Show each line of the data below that has the string "ylabel" in it.

= Data =
## start

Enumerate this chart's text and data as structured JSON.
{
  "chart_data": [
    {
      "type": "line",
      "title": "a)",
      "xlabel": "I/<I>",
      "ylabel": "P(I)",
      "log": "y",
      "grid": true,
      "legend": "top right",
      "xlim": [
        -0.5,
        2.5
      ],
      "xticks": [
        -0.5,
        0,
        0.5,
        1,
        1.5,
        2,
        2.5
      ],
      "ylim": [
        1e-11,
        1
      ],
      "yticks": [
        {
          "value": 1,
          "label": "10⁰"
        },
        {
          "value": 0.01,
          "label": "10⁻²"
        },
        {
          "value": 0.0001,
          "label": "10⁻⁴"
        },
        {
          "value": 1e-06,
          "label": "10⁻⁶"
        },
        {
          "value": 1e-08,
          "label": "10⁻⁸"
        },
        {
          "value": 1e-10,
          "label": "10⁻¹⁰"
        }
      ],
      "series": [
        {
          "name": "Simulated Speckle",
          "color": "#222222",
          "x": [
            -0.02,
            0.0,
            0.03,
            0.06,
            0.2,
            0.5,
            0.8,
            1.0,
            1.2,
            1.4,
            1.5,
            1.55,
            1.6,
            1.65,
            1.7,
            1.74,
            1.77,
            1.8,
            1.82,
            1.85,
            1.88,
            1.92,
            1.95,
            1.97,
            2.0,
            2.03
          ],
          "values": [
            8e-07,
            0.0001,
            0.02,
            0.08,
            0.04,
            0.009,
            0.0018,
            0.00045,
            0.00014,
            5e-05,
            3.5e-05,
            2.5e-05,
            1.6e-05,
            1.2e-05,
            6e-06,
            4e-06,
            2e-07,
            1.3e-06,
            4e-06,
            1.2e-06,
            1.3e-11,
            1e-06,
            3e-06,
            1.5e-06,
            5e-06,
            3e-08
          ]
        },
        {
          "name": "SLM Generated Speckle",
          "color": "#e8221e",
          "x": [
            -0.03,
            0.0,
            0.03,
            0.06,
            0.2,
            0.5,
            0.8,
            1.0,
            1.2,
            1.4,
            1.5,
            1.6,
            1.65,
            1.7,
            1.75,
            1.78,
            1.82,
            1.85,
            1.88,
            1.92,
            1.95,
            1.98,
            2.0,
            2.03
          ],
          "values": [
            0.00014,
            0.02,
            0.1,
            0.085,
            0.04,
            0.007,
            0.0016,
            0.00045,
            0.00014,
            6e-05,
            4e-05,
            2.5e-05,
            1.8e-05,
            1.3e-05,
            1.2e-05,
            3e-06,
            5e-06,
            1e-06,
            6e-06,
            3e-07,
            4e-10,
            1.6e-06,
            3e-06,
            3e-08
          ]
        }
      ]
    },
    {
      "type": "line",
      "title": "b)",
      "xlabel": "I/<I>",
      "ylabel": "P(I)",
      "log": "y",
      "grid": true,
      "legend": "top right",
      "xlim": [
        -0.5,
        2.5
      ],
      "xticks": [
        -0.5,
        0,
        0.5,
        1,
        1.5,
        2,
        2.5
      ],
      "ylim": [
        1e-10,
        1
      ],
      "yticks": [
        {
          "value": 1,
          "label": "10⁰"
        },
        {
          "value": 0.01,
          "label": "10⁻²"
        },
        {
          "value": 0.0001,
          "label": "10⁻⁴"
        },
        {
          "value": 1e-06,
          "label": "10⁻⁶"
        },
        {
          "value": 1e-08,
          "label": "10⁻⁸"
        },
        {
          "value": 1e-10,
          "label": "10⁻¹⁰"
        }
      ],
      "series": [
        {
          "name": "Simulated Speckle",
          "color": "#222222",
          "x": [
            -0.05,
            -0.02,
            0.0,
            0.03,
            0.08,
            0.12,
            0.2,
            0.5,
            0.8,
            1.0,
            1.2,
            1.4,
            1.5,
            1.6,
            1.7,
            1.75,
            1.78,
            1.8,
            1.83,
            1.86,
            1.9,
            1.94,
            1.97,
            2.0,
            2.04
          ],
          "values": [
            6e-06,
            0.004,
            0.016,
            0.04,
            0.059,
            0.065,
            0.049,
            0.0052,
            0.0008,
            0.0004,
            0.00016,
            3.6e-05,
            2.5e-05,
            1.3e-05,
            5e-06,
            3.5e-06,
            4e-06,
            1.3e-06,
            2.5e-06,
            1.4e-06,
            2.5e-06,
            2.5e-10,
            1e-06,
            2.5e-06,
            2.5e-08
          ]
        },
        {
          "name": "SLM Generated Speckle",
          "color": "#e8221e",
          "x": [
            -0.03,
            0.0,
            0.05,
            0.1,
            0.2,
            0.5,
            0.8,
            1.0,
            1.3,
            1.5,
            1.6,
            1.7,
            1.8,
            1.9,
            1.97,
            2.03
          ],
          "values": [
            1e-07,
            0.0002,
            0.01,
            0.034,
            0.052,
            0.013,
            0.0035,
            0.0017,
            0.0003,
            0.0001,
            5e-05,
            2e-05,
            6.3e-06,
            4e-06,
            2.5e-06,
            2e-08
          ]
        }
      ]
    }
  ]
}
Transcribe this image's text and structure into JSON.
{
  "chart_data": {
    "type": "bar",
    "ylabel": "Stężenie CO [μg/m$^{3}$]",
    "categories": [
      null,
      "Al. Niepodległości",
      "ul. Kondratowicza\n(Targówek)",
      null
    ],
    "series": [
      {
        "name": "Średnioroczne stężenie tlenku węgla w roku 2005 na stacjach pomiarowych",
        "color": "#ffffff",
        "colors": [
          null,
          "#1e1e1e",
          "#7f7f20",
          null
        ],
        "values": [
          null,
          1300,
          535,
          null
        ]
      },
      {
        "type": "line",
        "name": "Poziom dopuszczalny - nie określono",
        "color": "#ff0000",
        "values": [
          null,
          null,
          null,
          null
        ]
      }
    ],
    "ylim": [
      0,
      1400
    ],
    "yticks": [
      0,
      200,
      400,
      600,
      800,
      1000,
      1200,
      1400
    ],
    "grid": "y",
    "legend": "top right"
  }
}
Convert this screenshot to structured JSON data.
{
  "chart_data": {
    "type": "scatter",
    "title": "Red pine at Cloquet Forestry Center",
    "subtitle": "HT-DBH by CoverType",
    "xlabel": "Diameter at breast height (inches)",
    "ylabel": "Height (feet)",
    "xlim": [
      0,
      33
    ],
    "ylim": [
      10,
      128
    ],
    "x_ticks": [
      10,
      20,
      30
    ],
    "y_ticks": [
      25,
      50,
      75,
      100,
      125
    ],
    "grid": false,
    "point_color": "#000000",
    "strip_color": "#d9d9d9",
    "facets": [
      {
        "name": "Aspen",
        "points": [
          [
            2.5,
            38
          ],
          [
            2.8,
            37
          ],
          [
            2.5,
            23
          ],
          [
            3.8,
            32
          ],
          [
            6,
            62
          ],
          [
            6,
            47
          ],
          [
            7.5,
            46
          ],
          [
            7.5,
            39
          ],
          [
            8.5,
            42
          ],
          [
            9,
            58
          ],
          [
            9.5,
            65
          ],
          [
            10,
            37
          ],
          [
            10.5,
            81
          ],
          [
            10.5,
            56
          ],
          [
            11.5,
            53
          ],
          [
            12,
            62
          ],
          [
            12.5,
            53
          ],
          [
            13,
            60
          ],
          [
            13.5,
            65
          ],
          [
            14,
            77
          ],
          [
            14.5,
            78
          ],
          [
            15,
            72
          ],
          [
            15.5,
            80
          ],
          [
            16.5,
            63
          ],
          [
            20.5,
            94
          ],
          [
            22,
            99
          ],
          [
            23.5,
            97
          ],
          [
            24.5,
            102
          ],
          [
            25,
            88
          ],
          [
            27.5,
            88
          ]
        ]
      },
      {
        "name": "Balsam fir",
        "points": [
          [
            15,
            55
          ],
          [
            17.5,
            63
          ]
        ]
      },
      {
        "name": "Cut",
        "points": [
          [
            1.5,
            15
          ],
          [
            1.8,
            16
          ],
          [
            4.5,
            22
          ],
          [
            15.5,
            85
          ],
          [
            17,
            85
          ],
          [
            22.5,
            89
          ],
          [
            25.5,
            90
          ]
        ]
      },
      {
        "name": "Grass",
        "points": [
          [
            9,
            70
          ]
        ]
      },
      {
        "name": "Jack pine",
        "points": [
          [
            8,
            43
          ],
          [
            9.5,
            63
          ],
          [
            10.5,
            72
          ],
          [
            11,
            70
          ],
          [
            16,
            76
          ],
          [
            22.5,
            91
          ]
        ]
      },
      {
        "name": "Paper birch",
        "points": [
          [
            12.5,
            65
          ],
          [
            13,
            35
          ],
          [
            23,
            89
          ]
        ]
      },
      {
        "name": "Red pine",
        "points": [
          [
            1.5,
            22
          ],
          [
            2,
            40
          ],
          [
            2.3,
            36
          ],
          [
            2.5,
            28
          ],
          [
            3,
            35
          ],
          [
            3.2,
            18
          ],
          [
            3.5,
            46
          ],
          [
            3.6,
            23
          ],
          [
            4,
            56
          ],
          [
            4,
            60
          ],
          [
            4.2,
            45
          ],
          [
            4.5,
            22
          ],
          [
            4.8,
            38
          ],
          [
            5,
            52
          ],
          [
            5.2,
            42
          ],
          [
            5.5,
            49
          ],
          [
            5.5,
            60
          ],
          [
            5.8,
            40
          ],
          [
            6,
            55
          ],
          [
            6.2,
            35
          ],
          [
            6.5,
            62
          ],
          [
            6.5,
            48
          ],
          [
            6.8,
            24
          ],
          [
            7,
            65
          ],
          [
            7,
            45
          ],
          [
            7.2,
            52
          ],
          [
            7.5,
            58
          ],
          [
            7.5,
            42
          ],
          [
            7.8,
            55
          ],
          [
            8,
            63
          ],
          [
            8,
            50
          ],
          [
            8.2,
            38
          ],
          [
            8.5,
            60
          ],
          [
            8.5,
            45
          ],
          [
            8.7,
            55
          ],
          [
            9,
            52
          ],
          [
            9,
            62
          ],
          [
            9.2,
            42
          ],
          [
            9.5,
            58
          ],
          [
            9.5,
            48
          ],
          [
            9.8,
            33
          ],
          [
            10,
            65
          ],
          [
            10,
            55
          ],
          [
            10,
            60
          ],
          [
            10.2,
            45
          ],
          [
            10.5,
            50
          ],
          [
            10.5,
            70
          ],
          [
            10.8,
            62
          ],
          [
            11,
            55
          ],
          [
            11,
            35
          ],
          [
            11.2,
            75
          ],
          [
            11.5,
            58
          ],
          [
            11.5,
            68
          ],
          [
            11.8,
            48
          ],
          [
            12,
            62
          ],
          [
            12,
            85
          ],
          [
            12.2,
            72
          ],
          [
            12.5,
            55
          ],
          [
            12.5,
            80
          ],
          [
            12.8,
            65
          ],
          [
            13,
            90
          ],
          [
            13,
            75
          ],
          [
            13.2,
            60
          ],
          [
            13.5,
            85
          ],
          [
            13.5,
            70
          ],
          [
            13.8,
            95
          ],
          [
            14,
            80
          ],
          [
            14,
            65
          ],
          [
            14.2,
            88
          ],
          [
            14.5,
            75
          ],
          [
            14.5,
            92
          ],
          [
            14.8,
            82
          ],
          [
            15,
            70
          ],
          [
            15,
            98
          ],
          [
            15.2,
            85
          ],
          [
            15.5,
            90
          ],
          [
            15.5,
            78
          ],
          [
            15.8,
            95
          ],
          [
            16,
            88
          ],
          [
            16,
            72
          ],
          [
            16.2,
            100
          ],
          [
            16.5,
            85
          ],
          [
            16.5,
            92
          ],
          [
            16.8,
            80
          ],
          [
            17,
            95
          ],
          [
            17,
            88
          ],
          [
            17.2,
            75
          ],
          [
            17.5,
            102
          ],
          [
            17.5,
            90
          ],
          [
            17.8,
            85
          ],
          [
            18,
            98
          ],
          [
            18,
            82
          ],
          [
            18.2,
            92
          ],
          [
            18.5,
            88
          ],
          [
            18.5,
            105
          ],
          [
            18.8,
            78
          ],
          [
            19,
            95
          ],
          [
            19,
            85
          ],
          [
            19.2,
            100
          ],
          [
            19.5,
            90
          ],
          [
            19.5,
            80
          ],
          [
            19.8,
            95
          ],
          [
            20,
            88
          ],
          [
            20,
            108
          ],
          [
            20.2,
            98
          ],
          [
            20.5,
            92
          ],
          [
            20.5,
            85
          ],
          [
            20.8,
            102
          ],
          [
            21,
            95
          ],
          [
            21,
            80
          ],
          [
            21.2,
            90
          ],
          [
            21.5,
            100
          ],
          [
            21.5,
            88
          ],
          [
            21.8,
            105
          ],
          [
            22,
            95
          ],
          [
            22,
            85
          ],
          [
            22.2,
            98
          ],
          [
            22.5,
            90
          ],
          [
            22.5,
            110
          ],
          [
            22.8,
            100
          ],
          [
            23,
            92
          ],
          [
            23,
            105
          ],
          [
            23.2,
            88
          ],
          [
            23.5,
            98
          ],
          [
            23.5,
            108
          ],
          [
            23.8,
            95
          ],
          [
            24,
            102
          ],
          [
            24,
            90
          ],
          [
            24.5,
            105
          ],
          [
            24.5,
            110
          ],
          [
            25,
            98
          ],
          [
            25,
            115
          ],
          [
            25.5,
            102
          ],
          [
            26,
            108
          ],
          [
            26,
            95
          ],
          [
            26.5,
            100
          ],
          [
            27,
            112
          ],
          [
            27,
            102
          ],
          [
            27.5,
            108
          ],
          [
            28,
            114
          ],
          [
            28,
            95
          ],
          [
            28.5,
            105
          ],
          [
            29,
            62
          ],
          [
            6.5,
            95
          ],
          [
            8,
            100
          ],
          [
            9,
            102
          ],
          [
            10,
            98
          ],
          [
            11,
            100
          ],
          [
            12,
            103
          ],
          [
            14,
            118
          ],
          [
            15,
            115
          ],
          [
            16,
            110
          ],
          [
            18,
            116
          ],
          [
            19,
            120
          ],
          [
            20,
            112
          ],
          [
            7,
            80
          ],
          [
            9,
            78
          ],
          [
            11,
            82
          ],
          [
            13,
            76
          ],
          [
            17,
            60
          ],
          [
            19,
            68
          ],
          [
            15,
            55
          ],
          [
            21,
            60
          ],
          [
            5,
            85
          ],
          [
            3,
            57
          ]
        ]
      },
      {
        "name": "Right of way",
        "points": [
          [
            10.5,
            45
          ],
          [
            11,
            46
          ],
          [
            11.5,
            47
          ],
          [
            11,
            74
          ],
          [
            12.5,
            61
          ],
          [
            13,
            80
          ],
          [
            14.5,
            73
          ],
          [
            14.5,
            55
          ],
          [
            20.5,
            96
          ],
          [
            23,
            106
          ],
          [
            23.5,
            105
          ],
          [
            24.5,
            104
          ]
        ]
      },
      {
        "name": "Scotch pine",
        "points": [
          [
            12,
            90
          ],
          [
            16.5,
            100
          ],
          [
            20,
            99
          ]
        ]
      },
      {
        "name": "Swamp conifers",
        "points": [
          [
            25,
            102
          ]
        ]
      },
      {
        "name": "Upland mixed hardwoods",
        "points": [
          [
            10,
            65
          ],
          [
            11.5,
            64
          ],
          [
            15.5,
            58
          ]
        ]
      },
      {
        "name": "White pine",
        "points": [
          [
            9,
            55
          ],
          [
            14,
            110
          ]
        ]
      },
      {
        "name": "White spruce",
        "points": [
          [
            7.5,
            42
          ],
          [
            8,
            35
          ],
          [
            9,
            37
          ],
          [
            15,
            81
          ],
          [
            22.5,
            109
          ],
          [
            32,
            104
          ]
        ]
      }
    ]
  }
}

## end

= Exercise output =
      "ylabel": "P(I)",
      "ylabel": "P(I)",
    "ylabel": "Stężenie CO [μg/m$^{3}$]",
    "ylabel": "Height (feet)",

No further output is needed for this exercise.